Exercise prompt - Give the number of lines in the data that hold the string "object". Nothing else is needed.

Figure collection entries:
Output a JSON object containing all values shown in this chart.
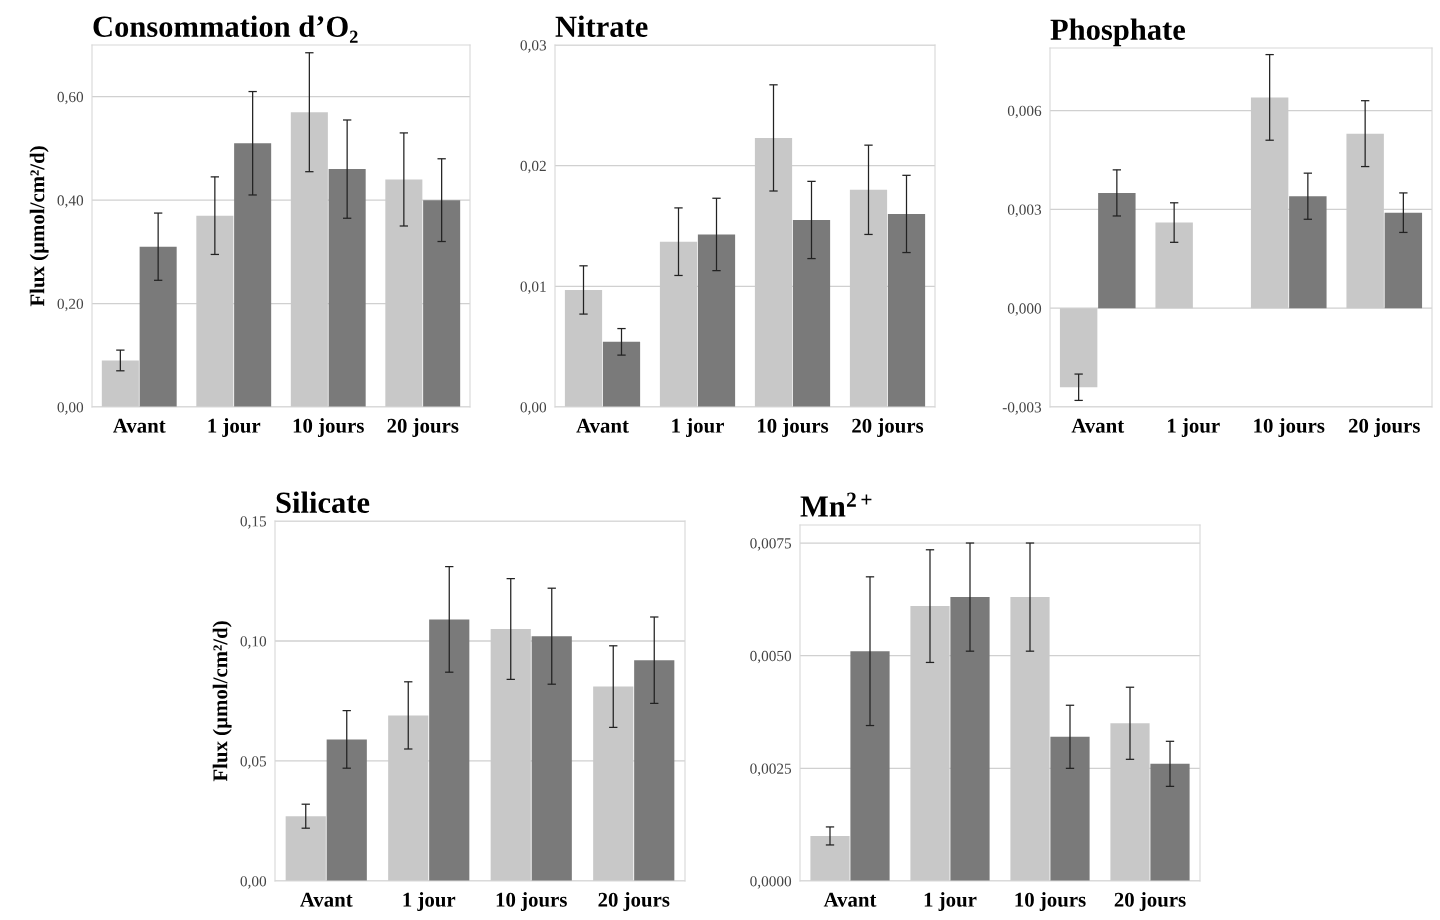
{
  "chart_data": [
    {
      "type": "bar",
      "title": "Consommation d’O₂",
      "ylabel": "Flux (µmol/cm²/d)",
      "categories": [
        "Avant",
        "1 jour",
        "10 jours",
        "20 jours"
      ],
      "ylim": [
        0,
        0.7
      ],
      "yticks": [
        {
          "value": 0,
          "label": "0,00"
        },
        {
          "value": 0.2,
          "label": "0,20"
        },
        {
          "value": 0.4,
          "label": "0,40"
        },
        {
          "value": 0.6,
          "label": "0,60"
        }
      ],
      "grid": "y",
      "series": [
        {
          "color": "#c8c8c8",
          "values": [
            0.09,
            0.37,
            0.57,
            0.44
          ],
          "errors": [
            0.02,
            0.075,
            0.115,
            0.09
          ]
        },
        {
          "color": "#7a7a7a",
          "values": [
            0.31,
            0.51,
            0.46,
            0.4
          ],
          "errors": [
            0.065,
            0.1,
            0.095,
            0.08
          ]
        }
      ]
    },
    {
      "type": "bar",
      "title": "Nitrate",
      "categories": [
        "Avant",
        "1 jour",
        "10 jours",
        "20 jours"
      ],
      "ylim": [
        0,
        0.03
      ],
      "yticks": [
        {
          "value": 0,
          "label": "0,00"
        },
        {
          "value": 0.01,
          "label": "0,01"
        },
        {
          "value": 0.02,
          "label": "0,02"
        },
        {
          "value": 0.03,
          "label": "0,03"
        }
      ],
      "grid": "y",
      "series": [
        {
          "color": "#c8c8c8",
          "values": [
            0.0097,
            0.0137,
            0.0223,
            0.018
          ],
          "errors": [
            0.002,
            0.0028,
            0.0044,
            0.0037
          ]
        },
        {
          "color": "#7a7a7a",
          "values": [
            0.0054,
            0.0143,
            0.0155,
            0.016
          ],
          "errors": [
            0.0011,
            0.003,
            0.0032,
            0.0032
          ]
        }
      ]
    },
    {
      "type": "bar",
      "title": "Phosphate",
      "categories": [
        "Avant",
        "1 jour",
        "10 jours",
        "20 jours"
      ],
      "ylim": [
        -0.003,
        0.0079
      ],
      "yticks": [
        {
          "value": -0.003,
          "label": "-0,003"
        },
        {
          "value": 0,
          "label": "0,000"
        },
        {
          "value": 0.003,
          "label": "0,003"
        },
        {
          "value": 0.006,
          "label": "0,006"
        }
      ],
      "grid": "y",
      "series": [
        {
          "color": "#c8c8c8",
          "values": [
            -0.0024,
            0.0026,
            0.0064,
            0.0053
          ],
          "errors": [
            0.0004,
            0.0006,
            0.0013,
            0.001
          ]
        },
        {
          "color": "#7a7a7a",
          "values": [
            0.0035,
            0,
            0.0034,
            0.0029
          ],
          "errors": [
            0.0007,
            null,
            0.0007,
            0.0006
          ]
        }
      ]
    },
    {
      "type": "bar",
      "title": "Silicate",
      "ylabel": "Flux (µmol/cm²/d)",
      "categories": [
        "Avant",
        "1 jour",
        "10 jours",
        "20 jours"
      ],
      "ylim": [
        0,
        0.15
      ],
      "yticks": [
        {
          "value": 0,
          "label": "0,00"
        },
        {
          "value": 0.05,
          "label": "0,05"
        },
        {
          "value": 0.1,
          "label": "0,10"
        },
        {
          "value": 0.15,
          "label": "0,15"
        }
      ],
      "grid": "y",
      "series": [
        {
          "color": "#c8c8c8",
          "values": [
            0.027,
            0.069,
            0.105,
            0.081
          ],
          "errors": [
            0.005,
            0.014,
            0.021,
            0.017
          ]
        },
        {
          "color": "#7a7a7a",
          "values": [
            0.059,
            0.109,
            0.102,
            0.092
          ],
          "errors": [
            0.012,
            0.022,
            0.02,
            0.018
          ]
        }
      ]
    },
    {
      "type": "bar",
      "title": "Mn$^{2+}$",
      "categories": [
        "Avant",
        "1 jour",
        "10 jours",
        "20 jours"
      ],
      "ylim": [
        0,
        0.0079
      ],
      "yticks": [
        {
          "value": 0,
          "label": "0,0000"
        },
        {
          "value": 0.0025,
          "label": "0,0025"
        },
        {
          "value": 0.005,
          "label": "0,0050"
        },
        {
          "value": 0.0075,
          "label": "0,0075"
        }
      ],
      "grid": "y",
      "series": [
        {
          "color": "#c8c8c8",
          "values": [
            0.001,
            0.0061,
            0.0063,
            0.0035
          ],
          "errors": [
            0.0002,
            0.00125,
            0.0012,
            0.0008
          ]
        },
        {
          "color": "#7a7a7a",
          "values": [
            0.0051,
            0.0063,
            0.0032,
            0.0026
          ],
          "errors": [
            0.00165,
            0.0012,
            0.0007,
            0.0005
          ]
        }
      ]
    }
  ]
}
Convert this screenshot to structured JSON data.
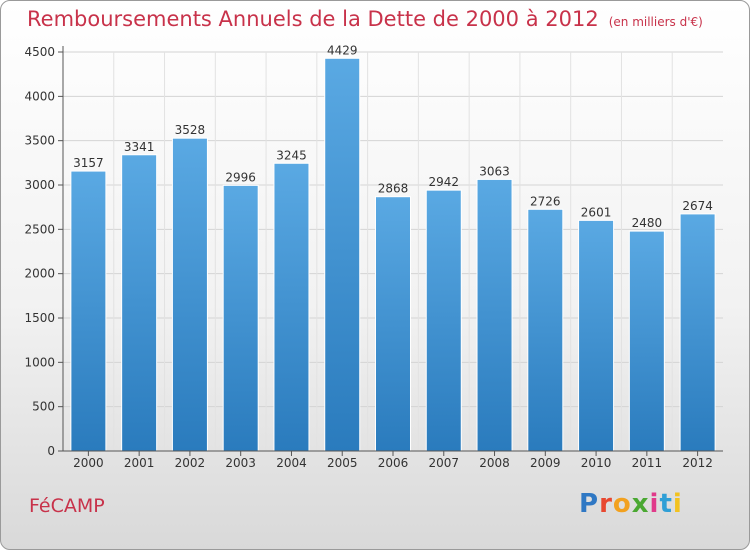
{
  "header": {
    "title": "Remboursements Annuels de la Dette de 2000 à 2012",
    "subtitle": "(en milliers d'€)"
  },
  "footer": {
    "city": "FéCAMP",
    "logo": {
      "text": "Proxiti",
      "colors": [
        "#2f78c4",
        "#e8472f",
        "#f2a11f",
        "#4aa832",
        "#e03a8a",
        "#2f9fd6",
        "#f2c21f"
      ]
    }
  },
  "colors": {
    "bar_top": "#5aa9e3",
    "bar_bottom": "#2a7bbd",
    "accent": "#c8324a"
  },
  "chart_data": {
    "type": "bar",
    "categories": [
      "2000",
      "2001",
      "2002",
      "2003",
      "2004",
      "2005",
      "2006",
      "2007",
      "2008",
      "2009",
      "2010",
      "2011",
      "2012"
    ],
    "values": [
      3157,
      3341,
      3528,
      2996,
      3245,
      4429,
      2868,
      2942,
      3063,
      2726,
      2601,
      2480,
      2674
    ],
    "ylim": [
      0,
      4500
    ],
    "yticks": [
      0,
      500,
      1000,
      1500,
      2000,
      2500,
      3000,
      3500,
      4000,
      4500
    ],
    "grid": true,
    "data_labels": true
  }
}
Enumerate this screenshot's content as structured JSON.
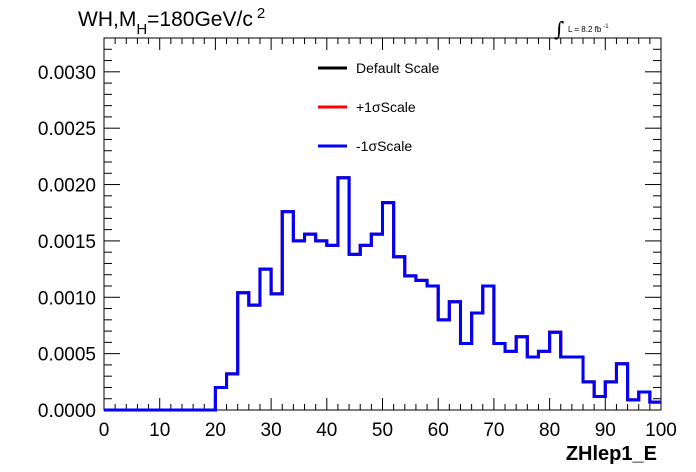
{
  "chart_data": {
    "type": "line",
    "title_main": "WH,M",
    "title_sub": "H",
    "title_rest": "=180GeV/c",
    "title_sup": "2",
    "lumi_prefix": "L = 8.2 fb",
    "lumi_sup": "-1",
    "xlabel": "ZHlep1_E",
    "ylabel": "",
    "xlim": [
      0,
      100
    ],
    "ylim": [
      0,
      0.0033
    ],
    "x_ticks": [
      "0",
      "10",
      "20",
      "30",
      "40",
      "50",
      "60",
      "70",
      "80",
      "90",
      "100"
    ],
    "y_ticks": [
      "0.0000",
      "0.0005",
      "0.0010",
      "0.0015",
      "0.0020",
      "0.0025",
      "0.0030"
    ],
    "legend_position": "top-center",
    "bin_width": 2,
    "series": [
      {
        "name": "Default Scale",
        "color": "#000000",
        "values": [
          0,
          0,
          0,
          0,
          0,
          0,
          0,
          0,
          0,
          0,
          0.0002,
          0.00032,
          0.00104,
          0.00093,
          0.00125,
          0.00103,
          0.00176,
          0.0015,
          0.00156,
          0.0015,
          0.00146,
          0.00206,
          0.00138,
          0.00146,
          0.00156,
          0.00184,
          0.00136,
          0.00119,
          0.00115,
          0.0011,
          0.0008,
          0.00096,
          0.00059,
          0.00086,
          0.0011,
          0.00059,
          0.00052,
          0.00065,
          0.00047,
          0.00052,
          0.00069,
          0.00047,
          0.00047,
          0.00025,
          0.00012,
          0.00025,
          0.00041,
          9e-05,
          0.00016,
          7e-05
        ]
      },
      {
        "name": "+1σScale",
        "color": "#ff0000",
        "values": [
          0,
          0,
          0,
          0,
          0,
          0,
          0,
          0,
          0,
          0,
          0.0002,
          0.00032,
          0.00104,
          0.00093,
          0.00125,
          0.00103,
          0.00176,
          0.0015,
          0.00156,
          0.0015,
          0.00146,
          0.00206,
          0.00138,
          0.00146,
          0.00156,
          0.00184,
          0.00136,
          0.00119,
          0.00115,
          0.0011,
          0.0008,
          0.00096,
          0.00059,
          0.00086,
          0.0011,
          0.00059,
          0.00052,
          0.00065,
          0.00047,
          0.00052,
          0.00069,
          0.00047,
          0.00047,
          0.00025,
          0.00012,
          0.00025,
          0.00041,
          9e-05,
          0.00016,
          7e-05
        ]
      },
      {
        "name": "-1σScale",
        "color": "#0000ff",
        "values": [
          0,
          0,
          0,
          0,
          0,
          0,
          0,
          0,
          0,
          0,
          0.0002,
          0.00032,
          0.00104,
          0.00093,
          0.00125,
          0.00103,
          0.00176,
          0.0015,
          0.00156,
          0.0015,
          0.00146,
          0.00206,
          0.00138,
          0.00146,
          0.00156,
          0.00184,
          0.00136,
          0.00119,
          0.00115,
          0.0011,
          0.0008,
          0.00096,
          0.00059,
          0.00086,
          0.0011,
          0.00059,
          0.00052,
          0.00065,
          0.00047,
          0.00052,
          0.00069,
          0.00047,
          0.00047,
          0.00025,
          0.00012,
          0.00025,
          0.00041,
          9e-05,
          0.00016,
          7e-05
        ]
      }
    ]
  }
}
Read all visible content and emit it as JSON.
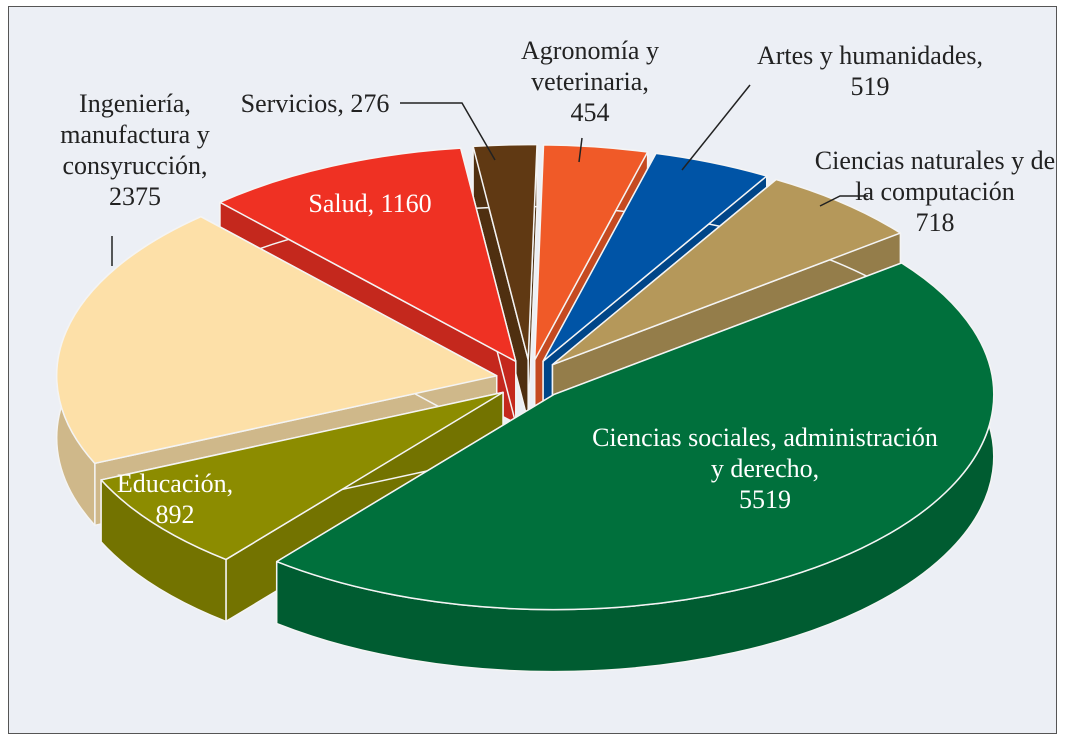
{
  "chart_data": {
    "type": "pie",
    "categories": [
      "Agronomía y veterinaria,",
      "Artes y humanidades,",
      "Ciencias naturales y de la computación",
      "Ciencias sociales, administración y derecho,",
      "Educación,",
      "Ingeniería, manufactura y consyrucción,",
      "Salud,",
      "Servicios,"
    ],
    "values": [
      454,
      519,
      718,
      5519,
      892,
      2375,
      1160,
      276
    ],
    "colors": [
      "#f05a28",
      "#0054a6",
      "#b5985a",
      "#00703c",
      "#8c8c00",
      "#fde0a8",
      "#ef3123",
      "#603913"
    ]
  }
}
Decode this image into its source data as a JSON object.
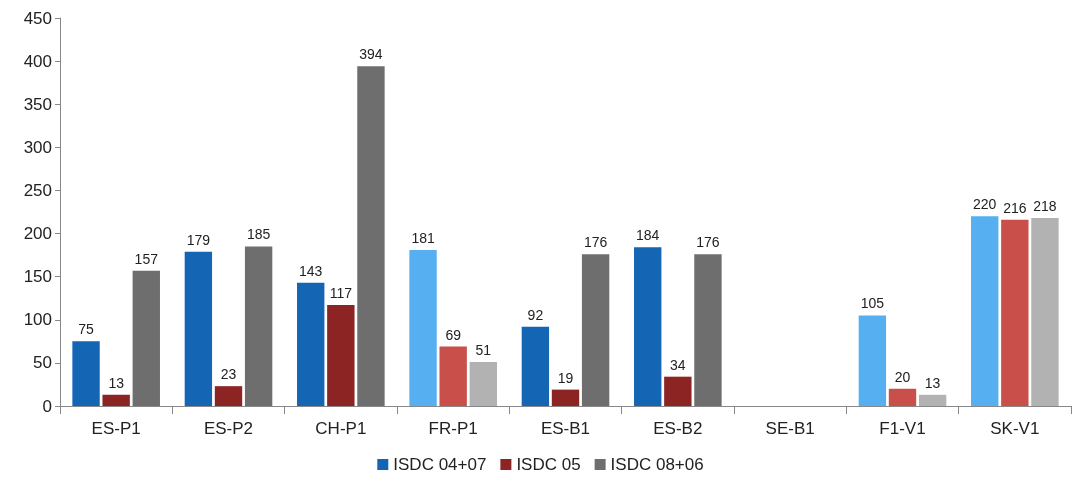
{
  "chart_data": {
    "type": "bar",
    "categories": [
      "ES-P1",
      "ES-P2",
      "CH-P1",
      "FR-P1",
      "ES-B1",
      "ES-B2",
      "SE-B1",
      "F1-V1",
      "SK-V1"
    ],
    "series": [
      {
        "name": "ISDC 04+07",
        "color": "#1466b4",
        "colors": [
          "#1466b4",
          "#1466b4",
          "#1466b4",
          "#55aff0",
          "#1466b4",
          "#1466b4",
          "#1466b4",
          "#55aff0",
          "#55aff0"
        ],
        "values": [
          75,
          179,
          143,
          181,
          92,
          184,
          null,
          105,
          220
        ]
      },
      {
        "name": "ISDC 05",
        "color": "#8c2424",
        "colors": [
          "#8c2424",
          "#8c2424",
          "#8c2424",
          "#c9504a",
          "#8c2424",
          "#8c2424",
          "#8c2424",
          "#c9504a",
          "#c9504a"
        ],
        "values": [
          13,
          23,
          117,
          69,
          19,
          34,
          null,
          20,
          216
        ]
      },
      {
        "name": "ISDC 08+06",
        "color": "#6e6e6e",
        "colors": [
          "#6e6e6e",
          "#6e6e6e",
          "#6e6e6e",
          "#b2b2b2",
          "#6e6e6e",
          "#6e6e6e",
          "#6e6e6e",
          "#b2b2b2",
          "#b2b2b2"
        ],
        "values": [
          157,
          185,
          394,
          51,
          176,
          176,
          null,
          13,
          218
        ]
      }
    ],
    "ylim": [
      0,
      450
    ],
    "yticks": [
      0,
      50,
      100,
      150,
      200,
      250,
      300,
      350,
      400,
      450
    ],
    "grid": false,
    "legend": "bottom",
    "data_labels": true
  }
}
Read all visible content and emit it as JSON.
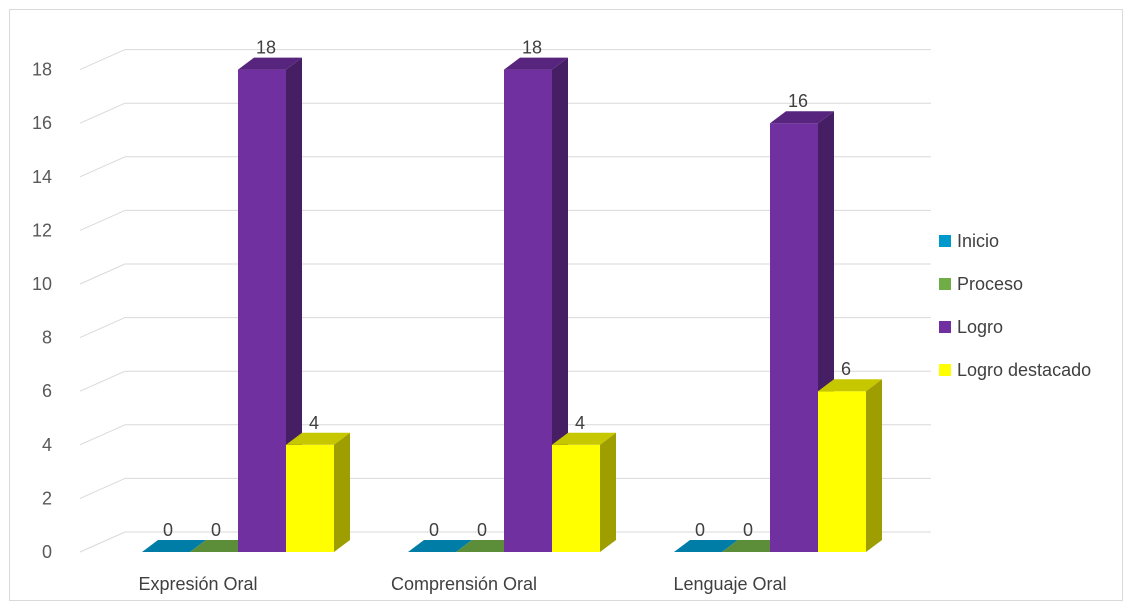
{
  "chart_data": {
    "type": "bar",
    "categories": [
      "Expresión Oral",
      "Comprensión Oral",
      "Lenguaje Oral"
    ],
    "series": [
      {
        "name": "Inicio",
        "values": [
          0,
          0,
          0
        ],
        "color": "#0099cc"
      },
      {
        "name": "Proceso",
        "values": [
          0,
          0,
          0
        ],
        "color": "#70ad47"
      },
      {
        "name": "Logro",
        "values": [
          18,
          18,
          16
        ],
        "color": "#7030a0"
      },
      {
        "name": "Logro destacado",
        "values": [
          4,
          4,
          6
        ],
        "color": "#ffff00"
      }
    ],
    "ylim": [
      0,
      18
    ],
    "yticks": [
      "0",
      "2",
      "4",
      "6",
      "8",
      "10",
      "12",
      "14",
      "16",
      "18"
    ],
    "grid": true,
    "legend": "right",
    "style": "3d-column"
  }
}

In response - 2